## SET EXERCISE
Reproduce every record below exactly as it appears.

※ ※ ※

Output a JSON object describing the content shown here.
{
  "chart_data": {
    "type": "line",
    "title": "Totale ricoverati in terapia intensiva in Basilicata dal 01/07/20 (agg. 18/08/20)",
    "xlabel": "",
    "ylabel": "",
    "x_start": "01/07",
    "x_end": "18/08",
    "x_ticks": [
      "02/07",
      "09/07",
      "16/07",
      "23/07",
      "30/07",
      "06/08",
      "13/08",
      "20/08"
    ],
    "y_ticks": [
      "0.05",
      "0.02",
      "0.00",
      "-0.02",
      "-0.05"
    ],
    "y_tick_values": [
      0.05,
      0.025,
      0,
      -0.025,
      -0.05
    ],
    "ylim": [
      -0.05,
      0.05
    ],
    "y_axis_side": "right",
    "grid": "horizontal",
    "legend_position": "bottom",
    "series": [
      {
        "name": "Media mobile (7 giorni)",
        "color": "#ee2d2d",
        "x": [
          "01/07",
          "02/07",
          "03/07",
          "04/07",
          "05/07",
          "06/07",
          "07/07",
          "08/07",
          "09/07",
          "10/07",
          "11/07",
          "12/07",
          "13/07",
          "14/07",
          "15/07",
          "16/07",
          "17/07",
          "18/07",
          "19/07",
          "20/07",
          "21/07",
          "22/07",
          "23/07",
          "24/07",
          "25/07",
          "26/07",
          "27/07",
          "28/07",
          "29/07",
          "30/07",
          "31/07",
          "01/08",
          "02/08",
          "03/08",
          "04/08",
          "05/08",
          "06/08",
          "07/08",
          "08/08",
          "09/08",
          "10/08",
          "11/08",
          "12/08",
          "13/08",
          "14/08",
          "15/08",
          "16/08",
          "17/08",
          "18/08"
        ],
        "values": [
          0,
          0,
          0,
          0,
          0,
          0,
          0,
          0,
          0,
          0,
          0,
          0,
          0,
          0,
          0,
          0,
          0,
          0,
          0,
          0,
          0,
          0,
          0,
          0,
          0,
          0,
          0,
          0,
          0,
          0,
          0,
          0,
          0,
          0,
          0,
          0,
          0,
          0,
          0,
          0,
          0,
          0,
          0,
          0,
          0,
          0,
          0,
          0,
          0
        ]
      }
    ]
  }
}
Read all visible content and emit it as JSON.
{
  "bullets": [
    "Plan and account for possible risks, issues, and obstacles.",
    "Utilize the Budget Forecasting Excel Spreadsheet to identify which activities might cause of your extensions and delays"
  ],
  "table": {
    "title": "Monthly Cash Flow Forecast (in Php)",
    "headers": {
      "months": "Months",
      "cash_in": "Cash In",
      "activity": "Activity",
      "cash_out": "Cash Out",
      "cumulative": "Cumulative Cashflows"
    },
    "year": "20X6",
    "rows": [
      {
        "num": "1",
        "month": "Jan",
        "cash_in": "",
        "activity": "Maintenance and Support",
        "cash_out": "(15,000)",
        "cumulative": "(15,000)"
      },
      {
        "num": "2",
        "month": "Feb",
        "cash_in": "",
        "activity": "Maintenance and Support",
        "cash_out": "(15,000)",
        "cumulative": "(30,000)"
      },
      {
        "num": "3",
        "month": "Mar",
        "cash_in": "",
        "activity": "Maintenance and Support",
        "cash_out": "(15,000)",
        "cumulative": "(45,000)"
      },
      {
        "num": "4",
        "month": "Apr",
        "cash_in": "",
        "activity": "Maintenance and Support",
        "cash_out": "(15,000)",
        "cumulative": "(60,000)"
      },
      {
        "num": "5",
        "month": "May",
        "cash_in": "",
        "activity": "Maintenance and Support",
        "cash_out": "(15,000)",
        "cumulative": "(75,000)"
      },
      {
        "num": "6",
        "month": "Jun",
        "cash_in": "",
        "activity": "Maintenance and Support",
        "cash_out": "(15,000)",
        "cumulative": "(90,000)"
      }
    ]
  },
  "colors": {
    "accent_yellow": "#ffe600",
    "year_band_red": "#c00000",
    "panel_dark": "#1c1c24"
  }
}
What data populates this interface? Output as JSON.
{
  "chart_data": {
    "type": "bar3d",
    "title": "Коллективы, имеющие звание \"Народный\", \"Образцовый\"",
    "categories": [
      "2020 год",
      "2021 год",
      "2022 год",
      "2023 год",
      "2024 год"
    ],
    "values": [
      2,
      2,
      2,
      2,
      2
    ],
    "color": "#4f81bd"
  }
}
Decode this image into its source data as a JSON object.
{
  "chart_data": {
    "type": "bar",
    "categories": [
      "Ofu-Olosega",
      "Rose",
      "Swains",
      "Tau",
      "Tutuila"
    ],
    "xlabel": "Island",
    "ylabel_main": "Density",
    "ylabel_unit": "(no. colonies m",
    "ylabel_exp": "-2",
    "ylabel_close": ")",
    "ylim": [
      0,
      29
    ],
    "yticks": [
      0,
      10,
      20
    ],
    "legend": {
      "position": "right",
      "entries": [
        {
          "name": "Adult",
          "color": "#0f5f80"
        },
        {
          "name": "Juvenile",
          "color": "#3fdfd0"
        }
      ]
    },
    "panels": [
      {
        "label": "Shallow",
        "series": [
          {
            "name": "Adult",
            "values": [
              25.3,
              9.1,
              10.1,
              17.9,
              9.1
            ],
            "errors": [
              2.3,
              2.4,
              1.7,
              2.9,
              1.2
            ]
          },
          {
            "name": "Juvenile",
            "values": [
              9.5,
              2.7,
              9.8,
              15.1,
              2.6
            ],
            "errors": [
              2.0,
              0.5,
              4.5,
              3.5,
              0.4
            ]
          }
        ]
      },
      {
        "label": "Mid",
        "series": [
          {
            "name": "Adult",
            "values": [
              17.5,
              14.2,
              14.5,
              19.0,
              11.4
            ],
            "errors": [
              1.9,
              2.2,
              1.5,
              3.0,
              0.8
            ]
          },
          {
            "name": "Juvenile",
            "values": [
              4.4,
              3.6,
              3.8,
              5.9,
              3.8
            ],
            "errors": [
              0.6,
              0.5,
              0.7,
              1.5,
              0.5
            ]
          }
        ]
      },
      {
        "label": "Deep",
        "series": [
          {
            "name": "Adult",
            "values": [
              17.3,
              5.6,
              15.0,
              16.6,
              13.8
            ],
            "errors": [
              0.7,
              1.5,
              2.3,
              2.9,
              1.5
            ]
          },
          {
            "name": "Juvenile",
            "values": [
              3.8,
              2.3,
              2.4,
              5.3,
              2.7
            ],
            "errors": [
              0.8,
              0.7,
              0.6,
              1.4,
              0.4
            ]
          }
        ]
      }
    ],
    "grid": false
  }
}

※ ※ ※

## FINISHED TASK
Output a JSON object describing the content shown here.
{
  "chart_data": {
    "type": "line",
    "title": "Totale ricoverati in terapia intensiva in Basilicata dal 01/07/20 (agg. 18/08/20)",
    "xlabel": "",
    "ylabel": "",
    "x_start": "01/07",
    "x_end": "18/08",
    "x_ticks": [
      "02/07",
      "09/07",
      "16/07",
      "23/07",
      "30/07",
      "06/08",
      "13/08",
      "20/08"
    ],
    "y_ticks": [
      "0.05",
      "0.02",
      "0.00",
      "-0.02",
      "-0.05"
    ],
    "y_tick_values": [
      0.05,
      0.025,
      0,
      -0.025,
      -0.05
    ],
    "ylim": [
      -0.05,
      0.05
    ],
    "y_axis_side": "right",
    "grid": "horizontal",
    "legend_position": "bottom",
    "series": [
      {
        "name": "Media mobile (7 giorni)",
        "color": "#ee2d2d",
        "x": [
          "01/07",
          "02/07",
          "03/07",
          "04/07",
          "05/07",
          "06/07",
          "07/07",
          "08/07",
          "09/07",
          "10/07",
          "11/07",
          "12/07",
          "13/07",
          "14/07",
          "15/07",
          "16/07",
          "17/07",
          "18/07",
          "19/07",
          "20/07",
          "21/07",
          "22/07",
          "23/07",
          "24/07",
          "25/07",
          "26/07",
          "27/07",
          "28/07",
          "29/07",
          "30/07",
          "31/07",
          "01/08",
          "02/08",
          "03/08",
          "04/08",
          "05/08",
          "06/08",
          "07/08",
          "08/08",
          "09/08",
          "10/08",
          "11/08",
          "12/08",
          "13/08",
          "14/08",
          "15/08",
          "16/08",
          "17/08",
          "18/08"
        ],
        "values": [
          0,
          0,
          0,
          0,
          0,
          0,
          0,
          0,
          0,
          0,
          0,
          0,
          0,
          0,
          0,
          0,
          0,
          0,
          0,
          0,
          0,
          0,
          0,
          0,
          0,
          0,
          0,
          0,
          0,
          0,
          0,
          0,
          0,
          0,
          0,
          0,
          0,
          0,
          0,
          0,
          0,
          0,
          0,
          0,
          0,
          0,
          0,
          0,
          0
        ]
      }
    ]
  }
}
Read all visible content and emit it as JSON.
{
  "bullets": [
    "Plan and account for possible risks, issues, and obstacles.",
    "Utilize the Budget Forecasting Excel Spreadsheet to identify which activities might cause of your extensions and delays"
  ],
  "table": {
    "title": "Monthly Cash Flow Forecast (in Php)",
    "headers": {
      "months": "Months",
      "cash_in": "Cash In",
      "activity": "Activity",
      "cash_out": "Cash Out",
      "cumulative": "Cumulative Cashflows"
    },
    "year": "20X6",
    "rows": [
      {
        "num": "1",
        "month": "Jan",
        "cash_in": "",
        "activity": "Maintenance and Support",
        "cash_out": "(15,000)",
        "cumulative": "(15,000)"
      },
      {
        "num": "2",
        "month": "Feb",
        "cash_in": "",
        "activity": "Maintenance and Support",
        "cash_out": "(15,000)",
        "cumulative": "(30,000)"
      },
      {
        "num": "3",
        "month": "Mar",
        "cash_in": "",
        "activity": "Maintenance and Support",
        "cash_out": "(15,000)",
        "cumulative": "(45,000)"
      },
      {
        "num": "4",
        "month": "Apr",
        "cash_in": "",
        "activity": "Maintenance and Support",
        "cash_out": "(15,000)",
        "cumulative": "(60,000)"
      },
      {
        "num": "5",
        "month": "May",
        "cash_in": "",
        "activity": "Maintenance and Support",
        "cash_out": "(15,000)",
        "cumulative": "(75,000)"
      },
      {
        "num": "6",
        "month": "Jun",
        "cash_in": "",
        "activity": "Maintenance and Support",
        "cash_out": "(15,000)",
        "cumulative": "(90,000)"
      }
    ]
  },
  "colors": {
    "accent_yellow": "#ffe600",
    "year_band_red": "#c00000",
    "panel_dark": "#1c1c24"
  }
}
What data populates this interface? Output as JSON.
{
  "chart_data": {
    "type": "bar3d",
    "title": "Коллективы, имеющие звание \"Народный\", \"Образцовый\"",
    "categories": [
      "2020 год",
      "2021 год",
      "2022 год",
      "2023 год",
      "2024 год"
    ],
    "values": [
      2,
      2,
      2,
      2,
      2
    ],
    "color": "#4f81bd"
  }
}
Decode this image into its source data as a JSON object.
{
  "chart_data": {
    "type": "bar",
    "categories": [
      "Ofu-Olosega",
      "Rose",
      "Swains",
      "Tau",
      "Tutuila"
    ],
    "xlabel": "Island",
    "ylabel_main": "Density",
    "ylabel_unit": "(no. colonies m",
    "ylabel_exp": "-2",
    "ylabel_close": ")",
    "ylim": [
      0,
      29
    ],
    "yticks": [
      0,
      10,
      20
    ],
    "legend": {
      "position": "right",
      "entries": [
        {
          "name": "Adult",
          "color": "#0f5f80"
        },
        {
          "name": "Juvenile",
          "color": "#3fdfd0"
        }
      ]
    },
    "panels": [
      {
        "label": "Shallow",
        "series": [
          {
            "name": "Adult",
            "values": [
              25.3,
              9.1,
              10.1,
              17.9,
              9.1
            ],
            "errors": [
              2.3,
              2.4,
              1.7,
              2.9,
              1.2
            ]
          },
          {
            "name": "Juvenile",
            "values": [
              9.5,
              2.7,
              9.8,
              15.1,
              2.6
            ],
            "errors": [
              2.0,
              0.5,
              4.5,
              3.5,
              0.4
            ]
          }
        ]
      },
      {
        "label": "Mid",
        "series": [
          {
            "name": "Adult",
            "values": [
              17.5,
              14.2,
              14.5,
              19.0,
              11.4
            ],
            "errors": [
              1.9,
              2.2,
              1.5,
              3.0,
              0.8
            ]
          },
          {
            "name": "Juvenile",
            "values": [
              4.4,
              3.6,
              3.8,
              5.9,
              3.8
            ],
            "errors": [
              0.6,
              0.5,
              0.7,
              1.5,
              0.5
            ]
          }
        ]
      },
      {
        "label": "Deep",
        "series": [
          {
            "name": "Adult",
            "values": [
              17.3,
              5.6,
              15.0,
              16.6,
              13.8
            ],
            "errors": [
              0.7,
              1.5,
              2.3,
              2.9,
              1.5
            ]
          },
          {
            "name": "Juvenile",
            "values": [
              3.8,
              2.3,
              2.4,
              5.3,
              2.7
            ],
            "errors": [
              0.8,
              0.7,
              0.6,
              1.4,
              0.4
            ]
          }
        ]
      }
    ],
    "grid": false
  }
}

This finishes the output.